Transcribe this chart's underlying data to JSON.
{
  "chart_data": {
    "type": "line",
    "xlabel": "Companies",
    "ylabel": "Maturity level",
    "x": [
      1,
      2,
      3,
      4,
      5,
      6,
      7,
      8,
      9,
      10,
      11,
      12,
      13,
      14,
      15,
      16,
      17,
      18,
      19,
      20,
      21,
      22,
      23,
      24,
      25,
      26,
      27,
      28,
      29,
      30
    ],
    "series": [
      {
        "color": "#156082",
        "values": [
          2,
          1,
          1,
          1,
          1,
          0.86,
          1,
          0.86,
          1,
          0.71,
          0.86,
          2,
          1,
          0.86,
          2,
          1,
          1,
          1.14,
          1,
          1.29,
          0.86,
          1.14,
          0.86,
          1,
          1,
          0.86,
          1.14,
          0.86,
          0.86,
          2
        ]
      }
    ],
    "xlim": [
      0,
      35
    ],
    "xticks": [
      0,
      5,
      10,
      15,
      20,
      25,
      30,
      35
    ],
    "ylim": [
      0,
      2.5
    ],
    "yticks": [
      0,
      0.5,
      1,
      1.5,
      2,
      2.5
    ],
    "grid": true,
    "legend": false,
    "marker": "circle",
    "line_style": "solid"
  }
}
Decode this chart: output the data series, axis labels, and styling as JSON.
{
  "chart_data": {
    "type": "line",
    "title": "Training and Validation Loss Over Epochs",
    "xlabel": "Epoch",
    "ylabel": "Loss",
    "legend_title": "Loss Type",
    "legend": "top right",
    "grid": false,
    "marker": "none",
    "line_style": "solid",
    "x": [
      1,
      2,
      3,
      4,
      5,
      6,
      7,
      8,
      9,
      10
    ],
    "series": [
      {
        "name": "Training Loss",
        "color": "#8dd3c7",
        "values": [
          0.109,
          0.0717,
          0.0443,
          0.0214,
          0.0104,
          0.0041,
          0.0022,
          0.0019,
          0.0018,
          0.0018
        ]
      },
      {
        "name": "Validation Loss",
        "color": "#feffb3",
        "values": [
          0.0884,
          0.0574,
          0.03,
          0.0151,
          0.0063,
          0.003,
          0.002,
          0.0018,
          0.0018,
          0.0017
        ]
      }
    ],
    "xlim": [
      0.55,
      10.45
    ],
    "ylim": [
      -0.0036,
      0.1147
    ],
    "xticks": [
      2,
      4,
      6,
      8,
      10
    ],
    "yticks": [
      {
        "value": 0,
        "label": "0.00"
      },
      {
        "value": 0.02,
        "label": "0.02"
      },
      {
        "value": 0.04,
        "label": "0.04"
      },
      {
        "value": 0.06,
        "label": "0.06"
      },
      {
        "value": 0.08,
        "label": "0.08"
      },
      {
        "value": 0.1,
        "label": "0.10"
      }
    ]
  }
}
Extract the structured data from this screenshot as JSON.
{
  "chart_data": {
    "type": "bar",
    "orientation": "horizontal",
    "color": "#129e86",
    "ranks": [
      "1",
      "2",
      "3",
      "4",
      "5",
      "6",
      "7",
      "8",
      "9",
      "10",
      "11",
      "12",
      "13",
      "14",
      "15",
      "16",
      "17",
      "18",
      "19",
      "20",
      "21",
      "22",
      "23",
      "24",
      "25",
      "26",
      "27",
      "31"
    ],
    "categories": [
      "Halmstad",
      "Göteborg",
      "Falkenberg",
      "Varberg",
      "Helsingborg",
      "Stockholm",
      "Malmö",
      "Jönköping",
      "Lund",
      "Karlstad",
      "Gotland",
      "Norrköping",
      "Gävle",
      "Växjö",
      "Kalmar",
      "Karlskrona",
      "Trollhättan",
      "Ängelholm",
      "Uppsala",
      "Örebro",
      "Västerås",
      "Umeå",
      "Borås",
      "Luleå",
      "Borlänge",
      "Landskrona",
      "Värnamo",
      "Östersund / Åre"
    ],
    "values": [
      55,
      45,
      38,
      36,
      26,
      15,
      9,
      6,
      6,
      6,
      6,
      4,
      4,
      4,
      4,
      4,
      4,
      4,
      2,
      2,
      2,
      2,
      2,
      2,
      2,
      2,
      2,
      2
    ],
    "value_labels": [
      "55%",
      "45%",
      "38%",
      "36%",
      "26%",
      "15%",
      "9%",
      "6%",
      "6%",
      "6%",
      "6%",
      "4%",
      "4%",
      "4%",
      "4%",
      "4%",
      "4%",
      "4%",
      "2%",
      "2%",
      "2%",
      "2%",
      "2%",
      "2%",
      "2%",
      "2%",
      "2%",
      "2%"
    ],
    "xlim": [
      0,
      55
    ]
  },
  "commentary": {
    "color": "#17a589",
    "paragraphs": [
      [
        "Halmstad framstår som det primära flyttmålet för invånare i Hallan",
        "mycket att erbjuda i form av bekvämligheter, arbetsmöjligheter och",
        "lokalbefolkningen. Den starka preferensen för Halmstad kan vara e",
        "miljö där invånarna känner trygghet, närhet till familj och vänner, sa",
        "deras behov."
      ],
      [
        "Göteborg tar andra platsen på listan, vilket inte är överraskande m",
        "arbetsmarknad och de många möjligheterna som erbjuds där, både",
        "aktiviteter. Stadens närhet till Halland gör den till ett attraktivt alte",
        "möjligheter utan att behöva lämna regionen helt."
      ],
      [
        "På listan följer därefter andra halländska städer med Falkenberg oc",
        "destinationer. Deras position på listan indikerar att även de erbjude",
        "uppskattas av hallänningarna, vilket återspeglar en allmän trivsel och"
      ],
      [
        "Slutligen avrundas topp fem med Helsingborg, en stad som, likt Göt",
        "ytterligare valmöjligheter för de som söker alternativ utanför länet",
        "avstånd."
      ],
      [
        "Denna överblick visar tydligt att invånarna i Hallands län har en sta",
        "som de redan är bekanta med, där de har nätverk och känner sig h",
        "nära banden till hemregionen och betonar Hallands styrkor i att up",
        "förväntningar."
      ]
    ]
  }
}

==========

Retype the entries one by one, exactly.

▶ **Written response**
Transcribe this chart's underlying data to JSON.
{
  "chart_data": {
    "type": "line",
    "xlabel": "Companies",
    "ylabel": "Maturity level",
    "x": [
      1,
      2,
      3,
      4,
      5,
      6,
      7,
      8,
      9,
      10,
      11,
      12,
      13,
      14,
      15,
      16,
      17,
      18,
      19,
      20,
      21,
      22,
      23,
      24,
      25,
      26,
      27,
      28,
      29,
      30
    ],
    "series": [
      {
        "color": "#156082",
        "values": [
          2,
          1,
          1,
          1,
          1,
          0.86,
          1,
          0.86,
          1,
          0.71,
          0.86,
          2,
          1,
          0.86,
          2,
          1,
          1,
          1.14,
          1,
          1.29,
          0.86,
          1.14,
          0.86,
          1,
          1,
          0.86,
          1.14,
          0.86,
          0.86,
          2
        ]
      }
    ],
    "xlim": [
      0,
      35
    ],
    "xticks": [
      0,
      5,
      10,
      15,
      20,
      25,
      30,
      35
    ],
    "ylim": [
      0,
      2.5
    ],
    "yticks": [
      0,
      0.5,
      1,
      1.5,
      2,
      2.5
    ],
    "grid": true,
    "legend": false,
    "marker": "circle",
    "line_style": "solid"
  }
}
Decode this chart: output the data series, axis labels, and styling as JSON.
{
  "chart_data": {
    "type": "line",
    "title": "Training and Validation Loss Over Epochs",
    "xlabel": "Epoch",
    "ylabel": "Loss",
    "legend_title": "Loss Type",
    "legend": "top right",
    "grid": false,
    "marker": "none",
    "line_style": "solid",
    "x": [
      1,
      2,
      3,
      4,
      5,
      6,
      7,
      8,
      9,
      10
    ],
    "series": [
      {
        "name": "Training Loss",
        "color": "#8dd3c7",
        "values": [
          0.109,
          0.0717,
          0.0443,
          0.0214,
          0.0104,
          0.0041,
          0.0022,
          0.0019,
          0.0018,
          0.0018
        ]
      },
      {
        "name": "Validation Loss",
        "color": "#feffb3",
        "values": [
          0.0884,
          0.0574,
          0.03,
          0.0151,
          0.0063,
          0.003,
          0.002,
          0.0018,
          0.0018,
          0.0017
        ]
      }
    ],
    "xlim": [
      0.55,
      10.45
    ],
    "ylim": [
      -0.0036,
      0.1147
    ],
    "xticks": [
      2,
      4,
      6,
      8,
      10
    ],
    "yticks": [
      {
        "value": 0,
        "label": "0.00"
      },
      {
        "value": 0.02,
        "label": "0.02"
      },
      {
        "value": 0.04,
        "label": "0.04"
      },
      {
        "value": 0.06,
        "label": "0.06"
      },
      {
        "value": 0.08,
        "label": "0.08"
      },
      {
        "value": 0.1,
        "label": "0.10"
      }
    ]
  }
}
Extract the structured data from this screenshot as JSON.
{
  "chart_data": {
    "type": "bar",
    "orientation": "horizontal",
    "color": "#129e86",
    "ranks": [
      "1",
      "2",
      "3",
      "4",
      "5",
      "6",
      "7",
      "8",
      "9",
      "10",
      "11",
      "12",
      "13",
      "14",
      "15",
      "16",
      "17",
      "18",
      "19",
      "20",
      "21",
      "22",
      "23",
      "24",
      "25",
      "26",
      "27",
      "31"
    ],
    "categories": [
      "Halmstad",
      "Göteborg",
      "Falkenberg",
      "Varberg",
      "Helsingborg",
      "Stockholm",
      "Malmö",
      "Jönköping",
      "Lund",
      "Karlstad",
      "Gotland",
      "Norrköping",
      "Gävle",
      "Växjö",
      "Kalmar",
      "Karlskrona",
      "Trollhättan",
      "Ängelholm",
      "Uppsala",
      "Örebro",
      "Västerås",
      "Umeå",
      "Borås",
      "Luleå",
      "Borlänge",
      "Landskrona",
      "Värnamo",
      "Östersund / Åre"
    ],
    "values": [
      55,
      45,
      38,
      36,
      26,
      15,
      9,
      6,
      6,
      6,
      6,
      4,
      4,
      4,
      4,
      4,
      4,
      4,
      2,
      2,
      2,
      2,
      2,
      2,
      2,
      2,
      2,
      2
    ],
    "value_labels": [
      "55%",
      "45%",
      "38%",
      "36%",
      "26%",
      "15%",
      "9%",
      "6%",
      "6%",
      "6%",
      "6%",
      "4%",
      "4%",
      "4%",
      "4%",
      "4%",
      "4%",
      "4%",
      "2%",
      "2%",
      "2%",
      "2%",
      "2%",
      "2%",
      "2%",
      "2%",
      "2%",
      "2%"
    ],
    "xlim": [
      0,
      55
    ]
  },
  "commentary": {
    "color": "#17a589",
    "paragraphs": [
      [
        "Halmstad framstår som det primära flyttmålet för invånare i Hallan",
        "mycket att erbjuda i form av bekvämligheter, arbetsmöjligheter och",
        "lokalbefolkningen. Den starka preferensen för Halmstad kan vara e",
        "miljö där invånarna känner trygghet, närhet till familj och vänner, sa",
        "deras behov."
      ],
      [
        "Göteborg tar andra platsen på listan, vilket inte är överraskande m",
        "arbetsmarknad och de många möjligheterna som erbjuds där, både",
        "aktiviteter. Stadens närhet till Halland gör den till ett attraktivt alte",
        "möjligheter utan att behöva lämna regionen helt."
      ],
      [
        "På listan följer därefter andra halländska städer med Falkenberg oc",
        "destinationer. Deras position på listan indikerar att även de erbjude",
        "uppskattas av hallänningarna, vilket återspeglar en allmän trivsel och"
      ],
      [
        "Slutligen avrundas topp fem med Helsingborg, en stad som, likt Göt",
        "ytterligare valmöjligheter för de som söker alternativ utanför länet",
        "avstånd."
      ],
      [
        "Denna överblick visar tydligt att invånarna i Hallands län har en sta",
        "som de redan är bekanta med, där de har nätverk och känner sig h",
        "nära banden till hemregionen och betonar Hallands styrkor i att up",
        "förväntningar."
      ]
    ]
  }
}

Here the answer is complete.